▸ **PROBLEM REQUIREMENTS**:
Each entry here needs to be set down again exactly, please; pictures are left out.
==== DATA PROVIDED
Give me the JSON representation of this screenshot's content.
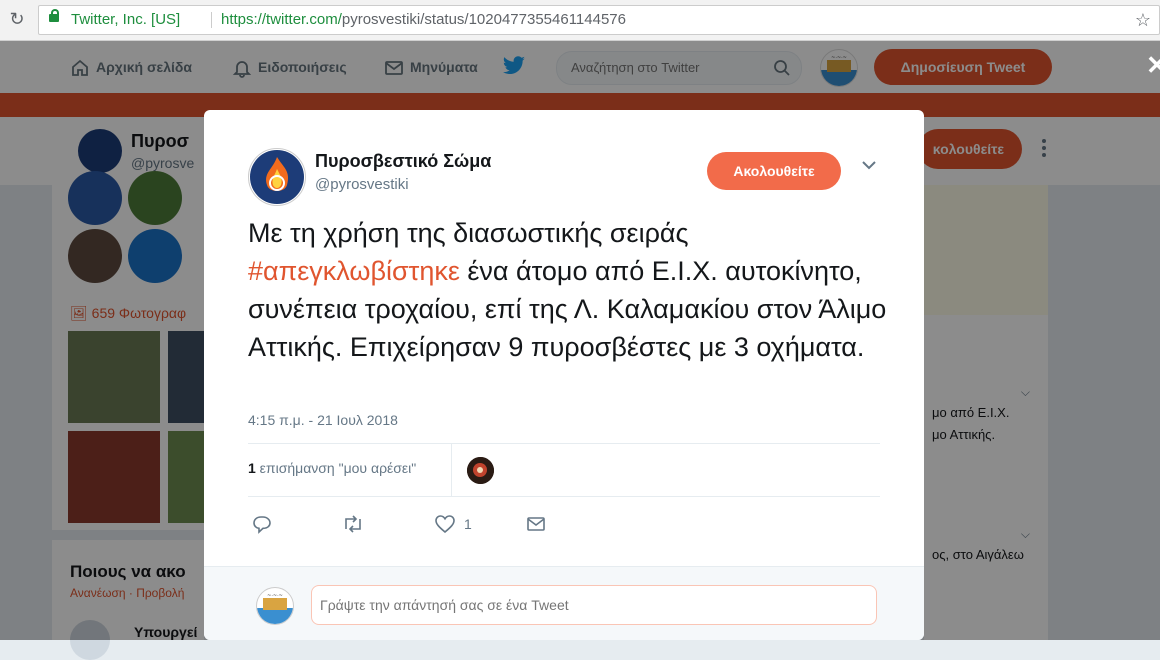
{
  "browser": {
    "secure_label": "Twitter, Inc. [US]",
    "url_base": "https://twitter.com/",
    "url_path": "pyrosvestiki/status/1020477355461144576"
  },
  "nav": {
    "home": "Αρχική σελίδα",
    "notifications": "Ειδοποιήσεις",
    "messages": "Μηνύματα",
    "search_placeholder": "Αναζήτηση στο Twitter",
    "tweet_button": "Δημοσίευση Tweet"
  },
  "profile": {
    "name": "Πυροσ",
    "handle": "@pyrosve",
    "follow_label": "κολουθείτε",
    "photos_count": "659 Φωτογραφ",
    "who_to_follow": "Ποιους να ακο",
    "who_links": "Ανανέωση · Προβολή",
    "who_name": "Υπουργεί"
  },
  "right_column": {
    "line1": "μο από Ε.Ι.Χ.",
    "line2": "μο Αττικής.",
    "line3": "ος, στο Αιγάλεω"
  },
  "tweet": {
    "author_name": "Πυροσβεστικό Σώμα",
    "author_handle": "@pyrosvestiki",
    "follow_button": "Ακολουθείτε",
    "text_before": "Με τη χρήση της διασωστικής σειράς ",
    "hashtag": "#απεγκλωβίστηκε",
    "text_after": " ένα άτομο από Ε.Ι.Χ. αυτοκίνητο, συνέπεια τροχαίου, επί της Λ. Καλαμακίου στον Άλιμο Αττικής. Επιχείρησαν 9 πυροσβέστες με 3 οχήματα.",
    "timestamp": "4:15 π.μ. - 21 Ιουλ 2018",
    "likes_count": "1",
    "likes_label": " επισήμανση \"μου αρέσει\"",
    "like_action_count": "1",
    "reply_placeholder": "Γράψτε την απάντησή σας σε ένα Tweet"
  },
  "colors": {
    "brand": "#e0552f",
    "follow_button": "#f26b4a",
    "secure_green": "#1e8e3e"
  }
}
========
▸ **OUTPUT**:
Give me the JSON representation of this screenshot's content.
{
  "browser": {
    "secure_label": "Twitter, Inc. [US]",
    "url_base": "https://twitter.com/",
    "url_path": "pyrosvestiki/status/1020477355461144576"
  },
  "nav": {
    "home": "Αρχική σελίδα",
    "notifications": "Ειδοποιήσεις",
    "messages": "Μηνύματα",
    "search_placeholder": "Αναζήτηση στο Twitter",
    "tweet_button": "Δημοσίευση Tweet"
  },
  "profile": {
    "name": "Πυροσ",
    "handle": "@pyrosve",
    "follow_label": "κολουθείτε",
    "photos_count": "659 Φωτογραφ",
    "who_to_follow": "Ποιους να ακο",
    "who_links": "Ανανέωση · Προβολή",
    "who_name": "Υπουργεί"
  },
  "right_column": {
    "line1": "μο από Ε.Ι.Χ.",
    "line2": "μο Αττικής.",
    "line3": "ος, στο Αιγάλεω"
  },
  "tweet": {
    "author_name": "Πυροσβεστικό Σώμα",
    "author_handle": "@pyrosvestiki",
    "follow_button": "Ακολουθείτε",
    "text_before": "Με τη χρήση της διασωστικής σειράς ",
    "hashtag": "#απεγκλωβίστηκε",
    "text_after": " ένα άτομο από Ε.Ι.Χ. αυτοκίνητο, συνέπεια τροχαίου, επί της Λ. Καλαμακίου στον Άλιμο Αττικής. Επιχείρησαν 9 πυροσβέστες με 3 οχήματα.",
    "timestamp": "4:15 π.μ. - 21 Ιουλ 2018",
    "likes_count": "1",
    "likes_label": " επισήμανση \"μου αρέσει\"",
    "like_action_count": "1",
    "reply_placeholder": "Γράψτε την απάντησή σας σε ένα Tweet"
  },
  "colors": {
    "brand": "#e0552f",
    "follow_button": "#f26b4a",
    "secure_green": "#1e8e3e"
  }
}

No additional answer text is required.